# All users can email from my gmail account with ssmtp



## molofishy (Oct 1, 2016)

I've set up ssmtp with my gmail account (and disabled sendmail) following these and these instructions.

I can now send mail using the following command:
`echo "Hello" | mail -s subject someemailaddress@gmail.com`

I have two specific questions now:

Any user can now send mail with the above command from my gmail account (the "from" field in a received email is: "User & <mygmailusername@gmail.com>"). Therefore any user can potentially claim to be me as my own gmail address is in the from field??
Why does the from field contain "User", when an email is sent with the above command from a user account that is not my own (I do not see this when I send the email using my personal user account, but I rather see my real full name followed by my gmail address which is good). And... if I execute the above command as root, the from field is: "Charlie & <mygmailusername@gmail.com>".
How can I prevent users from claiming to be me and is it possible to make the from field in a received email rather provide the actual username instead of a generic "User". And what's up with the Charlie thing? 

Does the solution have anything to do with the contents in
/usr/local/etc/ssmtp/revaliases? I am confused about the purpose of this file.

Thank you,
Oliver


----------



## Juha Nurmela (Oct 3, 2016)

"Charlie &" is the old fullname convention in the password file, & is expected to be replaced by the capitalized username. Saves a byte or three of disk, if you don't count the code segments 

Don't know ssmtp,
Juha


----------



## tingo (Oct 3, 2016)

About point 1: SMTP (the protocol) is very old (by internet standards) and was designed without the necessary controls / infrastructure to prevent impersonation (pretending to be someone else). So, anybody who has access to send mail via SMTP can impersonate whoever they will (the From: line can be changed to whatever you like, as long as syntax is ok).
There are methods  to figure out if the From: line is likely to be fake, most of these methods require you to read mail headers and other fields in the mail which are normally not visible to end users.
All attempts to replace SMTP with something better suited to todays internet "environment" has failed so far.
So we live with a mail system that is being "patched" with less than optimal measures to combat spam, impersonation, farud and other abuse (SPF, greylisting, blacklisting, etc.). The mail challenge with all these measures is that adoption is voluntary, and as long as just one SMTP server "slips through", spammers and fraudsters have what they need. Or they can simply set up their own SMTP server.


----------



## scottro (Oct 3, 2016)

Which instructions?

**WORK TO COMPLETE**
1. Reproduce the part of the ssmtp thread that begins at the words "## Juha Nurmela" and ends after the words "tingo (Oct 3, 2016)".
2. List the names shown as post authors in the ssmtp thread.

**DATA SUPPLIED**
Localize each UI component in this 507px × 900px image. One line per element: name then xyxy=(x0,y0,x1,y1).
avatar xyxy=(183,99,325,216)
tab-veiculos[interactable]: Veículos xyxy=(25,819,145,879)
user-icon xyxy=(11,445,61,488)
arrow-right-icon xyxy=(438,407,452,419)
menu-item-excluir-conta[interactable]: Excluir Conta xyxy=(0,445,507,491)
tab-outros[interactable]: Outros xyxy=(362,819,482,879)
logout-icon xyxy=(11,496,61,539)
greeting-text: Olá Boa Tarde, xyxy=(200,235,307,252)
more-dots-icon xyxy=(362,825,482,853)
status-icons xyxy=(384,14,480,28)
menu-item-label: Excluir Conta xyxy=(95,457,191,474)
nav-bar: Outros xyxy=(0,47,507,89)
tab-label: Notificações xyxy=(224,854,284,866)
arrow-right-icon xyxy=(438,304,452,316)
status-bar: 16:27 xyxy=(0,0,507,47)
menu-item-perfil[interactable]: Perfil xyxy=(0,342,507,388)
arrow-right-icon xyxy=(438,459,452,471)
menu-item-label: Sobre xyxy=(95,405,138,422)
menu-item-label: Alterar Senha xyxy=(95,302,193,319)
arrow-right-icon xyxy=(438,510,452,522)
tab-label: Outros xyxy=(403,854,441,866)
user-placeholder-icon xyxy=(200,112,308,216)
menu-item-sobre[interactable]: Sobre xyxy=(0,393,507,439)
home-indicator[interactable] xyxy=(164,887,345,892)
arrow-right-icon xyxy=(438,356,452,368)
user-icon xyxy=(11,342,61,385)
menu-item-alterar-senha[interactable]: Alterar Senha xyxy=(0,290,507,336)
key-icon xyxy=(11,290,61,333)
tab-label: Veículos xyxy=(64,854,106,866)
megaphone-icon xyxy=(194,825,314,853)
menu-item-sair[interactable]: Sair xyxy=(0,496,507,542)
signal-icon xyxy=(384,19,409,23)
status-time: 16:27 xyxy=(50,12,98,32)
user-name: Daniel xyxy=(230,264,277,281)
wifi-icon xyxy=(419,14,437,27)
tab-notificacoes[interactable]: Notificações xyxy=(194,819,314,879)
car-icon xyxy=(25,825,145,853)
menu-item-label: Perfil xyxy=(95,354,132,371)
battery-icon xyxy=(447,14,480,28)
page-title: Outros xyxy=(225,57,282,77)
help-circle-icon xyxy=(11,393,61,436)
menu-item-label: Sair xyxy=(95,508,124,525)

**EXERCISE RESULTS**
1.
## Juha Nurmela (Oct 3, 2016)

"Charlie &" is the old fullname convention in the password file, & is expected to be replaced by the capitalized username. Saves a byte or three of disk, if you don't count the code segments 

Don't know ssmtp,
Juha


----------



## tingo (Oct 3, 2016)

2. molofishy, Juha Nurmela, tingo, scottro